──────── Records for this task ────────

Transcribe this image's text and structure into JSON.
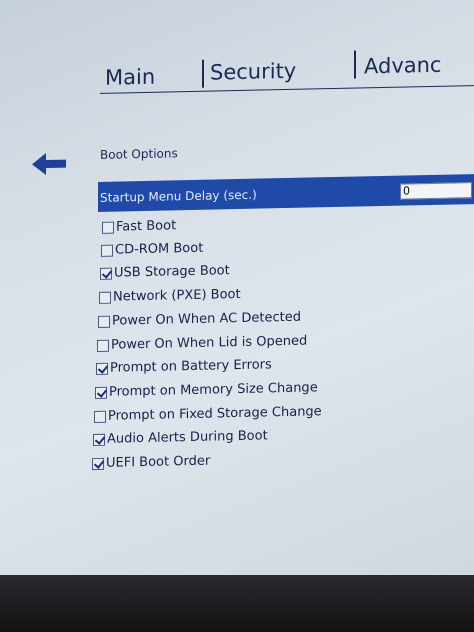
{
  "tabs": [
    {
      "label": "Main"
    },
    {
      "label": "Security"
    },
    {
      "label": "Advanc"
    }
  ],
  "section_title": "Boot Options",
  "startup_delay": {
    "label": "Startup Menu Delay (sec.)",
    "value": "0"
  },
  "options": [
    {
      "label": "Fast Boot",
      "checked": false
    },
    {
      "label": "CD-ROM Boot",
      "checked": false
    },
    {
      "label": "USB Storage Boot",
      "checked": true
    },
    {
      "label": "Network (PXE) Boot",
      "checked": false
    },
    {
      "label": "Power On When AC Detected",
      "checked": false
    },
    {
      "label": "Power On When Lid is Opened",
      "checked": false
    },
    {
      "label": "Prompt on Battery Errors",
      "checked": true
    },
    {
      "label": "Prompt on Memory Size Change",
      "checked": true
    },
    {
      "label": "Prompt on Fixed Storage Change",
      "checked": false
    },
    {
      "label": "Audio Alerts During Boot",
      "checked": true
    },
    {
      "label": "UEFI Boot Order",
      "checked": true
    }
  ],
  "colors": {
    "accent": "#1f4aa8",
    "text": "#15224a"
  },
  "icons": {
    "back": "arrow-left-icon"
  }
}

────────

• _Set task_
Reproduce each entry precisely. Leave the pictures out.

• _Written solution_
Transcribe this image's text and structure into JSON.
{
  "tabs": [
    {
      "label": "Main"
    },
    {
      "label": "Security"
    },
    {
      "label": "Advanc"
    }
  ],
  "section_title": "Boot Options",
  "startup_delay": {
    "label": "Startup Menu Delay (sec.)",
    "value": "0"
  },
  "options": [
    {
      "label": "Fast Boot",
      "checked": false
    },
    {
      "label": "CD-ROM Boot",
      "checked": false
    },
    {
      "label": "USB Storage Boot",
      "checked": true
    },
    {
      "label": "Network (PXE) Boot",
      "checked": false
    },
    {
      "label": "Power On When AC Detected",
      "checked": false
    },
    {
      "label": "Power On When Lid is Opened",
      "checked": false
    },
    {
      "label": "Prompt on Battery Errors",
      "checked": true
    },
    {
      "label": "Prompt on Memory Size Change",
      "checked": true
    },
    {
      "label": "Prompt on Fixed Storage Change",
      "checked": false
    },
    {
      "label": "Audio Alerts During Boot",
      "checked": true
    },
    {
      "label": "UEFI Boot Order",
      "checked": true
    }
  ],
  "colors": {
    "accent": "#1f4aa8",
    "text": "#15224a"
  },
  "icons": {
    "back": "arrow-left-icon"
  }
}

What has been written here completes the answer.